● **Goal of the exercise**:
Quote the records in full and leave their pictures out.

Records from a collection
○ ○ ○ ○ ○ ○ ○
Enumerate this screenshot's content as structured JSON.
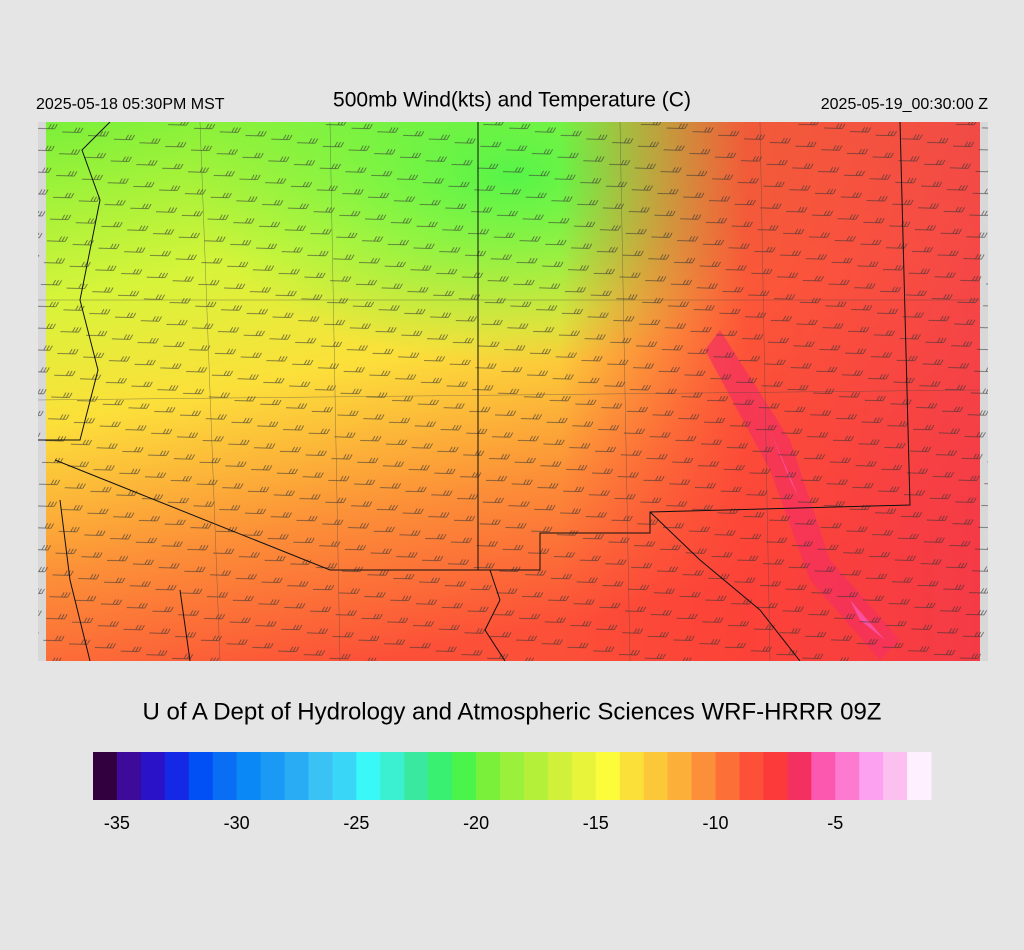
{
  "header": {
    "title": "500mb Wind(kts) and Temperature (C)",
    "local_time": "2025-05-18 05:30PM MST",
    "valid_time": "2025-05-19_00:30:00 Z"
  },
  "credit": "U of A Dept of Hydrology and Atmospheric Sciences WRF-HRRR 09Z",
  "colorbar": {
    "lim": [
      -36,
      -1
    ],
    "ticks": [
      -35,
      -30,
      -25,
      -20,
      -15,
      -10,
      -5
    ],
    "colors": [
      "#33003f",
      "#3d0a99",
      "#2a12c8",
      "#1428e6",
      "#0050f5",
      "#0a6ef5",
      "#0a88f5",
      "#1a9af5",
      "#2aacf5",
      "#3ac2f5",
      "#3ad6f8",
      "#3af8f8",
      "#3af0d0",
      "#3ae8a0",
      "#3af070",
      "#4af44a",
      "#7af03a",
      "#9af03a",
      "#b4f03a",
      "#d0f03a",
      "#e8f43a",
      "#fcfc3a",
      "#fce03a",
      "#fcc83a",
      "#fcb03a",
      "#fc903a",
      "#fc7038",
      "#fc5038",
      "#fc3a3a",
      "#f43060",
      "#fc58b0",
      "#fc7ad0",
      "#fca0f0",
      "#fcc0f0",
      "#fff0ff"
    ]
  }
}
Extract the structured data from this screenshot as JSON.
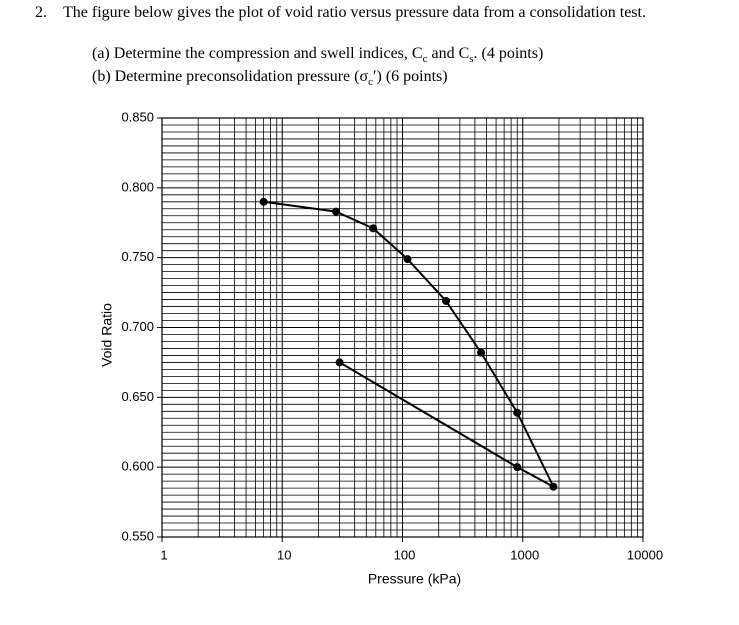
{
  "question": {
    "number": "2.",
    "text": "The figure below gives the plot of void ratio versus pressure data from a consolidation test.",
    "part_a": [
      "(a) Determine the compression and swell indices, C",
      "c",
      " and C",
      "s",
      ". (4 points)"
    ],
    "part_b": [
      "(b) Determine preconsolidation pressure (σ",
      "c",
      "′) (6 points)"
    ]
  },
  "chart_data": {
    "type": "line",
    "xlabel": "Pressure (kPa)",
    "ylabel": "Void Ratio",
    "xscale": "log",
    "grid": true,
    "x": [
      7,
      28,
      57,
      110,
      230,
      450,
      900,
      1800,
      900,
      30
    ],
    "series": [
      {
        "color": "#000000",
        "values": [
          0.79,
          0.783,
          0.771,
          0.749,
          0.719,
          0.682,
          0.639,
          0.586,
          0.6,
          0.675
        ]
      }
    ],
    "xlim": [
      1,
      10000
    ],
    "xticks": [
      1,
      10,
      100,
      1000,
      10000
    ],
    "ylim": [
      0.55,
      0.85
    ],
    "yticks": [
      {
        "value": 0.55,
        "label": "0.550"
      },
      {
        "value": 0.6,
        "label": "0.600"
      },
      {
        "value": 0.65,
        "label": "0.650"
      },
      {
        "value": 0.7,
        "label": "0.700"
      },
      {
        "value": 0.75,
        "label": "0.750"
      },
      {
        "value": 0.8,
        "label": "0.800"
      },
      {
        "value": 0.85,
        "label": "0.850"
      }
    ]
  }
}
○ ○ ○ ○ ○ ○ ○
● **Exercise output**:
Enumerate this screenshot's content as structured JSON.
{
  "header": {
    "title": "500mb Wind(kts) and Temperature (C)",
    "local_time": "2025-05-18 05:30PM MST",
    "valid_time": "2025-05-19_00:30:00 Z"
  },
  "credit": "U of A Dept of Hydrology and Atmospheric Sciences WRF-HRRR 09Z",
  "colorbar": {
    "lim": [
      -36,
      -1
    ],
    "ticks": [
      -35,
      -30,
      -25,
      -20,
      -15,
      -10,
      -5
    ],
    "colors": [
      "#33003f",
      "#3d0a99",
      "#2a12c8",
      "#1428e6",
      "#0050f5",
      "#0a6ef5",
      "#0a88f5",
      "#1a9af5",
      "#2aacf5",
      "#3ac2f5",
      "#3ad6f8",
      "#3af8f8",
      "#3af0d0",
      "#3ae8a0",
      "#3af070",
      "#4af44a",
      "#7af03a",
      "#9af03a",
      "#b4f03a",
      "#d0f03a",
      "#e8f43a",
      "#fcfc3a",
      "#fce03a",
      "#fcc83a",
      "#fcb03a",
      "#fc903a",
      "#fc7038",
      "#fc5038",
      "#fc3a3a",
      "#f43060",
      "#fc58b0",
      "#fc7ad0",
      "#fca0f0",
      "#fcc0f0",
      "#fff0ff"
    ]
  }
}
Extract the structured data from this screenshot as JSON.
{
  "question": {
    "number": "2.",
    "text": "The figure below gives the plot of void ratio versus pressure data from a consolidation test.",
    "part_a": [
      "(a) Determine the compression and swell indices, C",
      "c",
      " and C",
      "s",
      ". (4 points)"
    ],
    "part_b": [
      "(b) Determine preconsolidation pressure (σ",
      "c",
      "′) (6 points)"
    ]
  },
  "chart_data": {
    "type": "line",
    "xlabel": "Pressure (kPa)",
    "ylabel": "Void Ratio",
    "xscale": "log",
    "grid": true,
    "x": [
      7,
      28,
      57,
      110,
      230,
      450,
      900,
      1800,
      900,
      30
    ],
    "series": [
      {
        "color": "#000000",
        "values": [
          0.79,
          0.783,
          0.771,
          0.749,
          0.719,
          0.682,
          0.639,
          0.586,
          0.6,
          0.675
        ]
      }
    ],
    "xlim": [
      1,
      10000
    ],
    "xticks": [
      1,
      10,
      100,
      1000,
      10000
    ],
    "ylim": [
      0.55,
      0.85
    ],
    "yticks": [
      {
        "value": 0.55,
        "label": "0.550"
      },
      {
        "value": 0.6,
        "label": "0.600"
      },
      {
        "value": 0.65,
        "label": "0.650"
      },
      {
        "value": 0.7,
        "label": "0.700"
      },
      {
        "value": 0.75,
        "label": "0.750"
      },
      {
        "value": 0.8,
        "label": "0.800"
      },
      {
        "value": 0.85,
        "label": "0.850"
      }
    ]
  }
}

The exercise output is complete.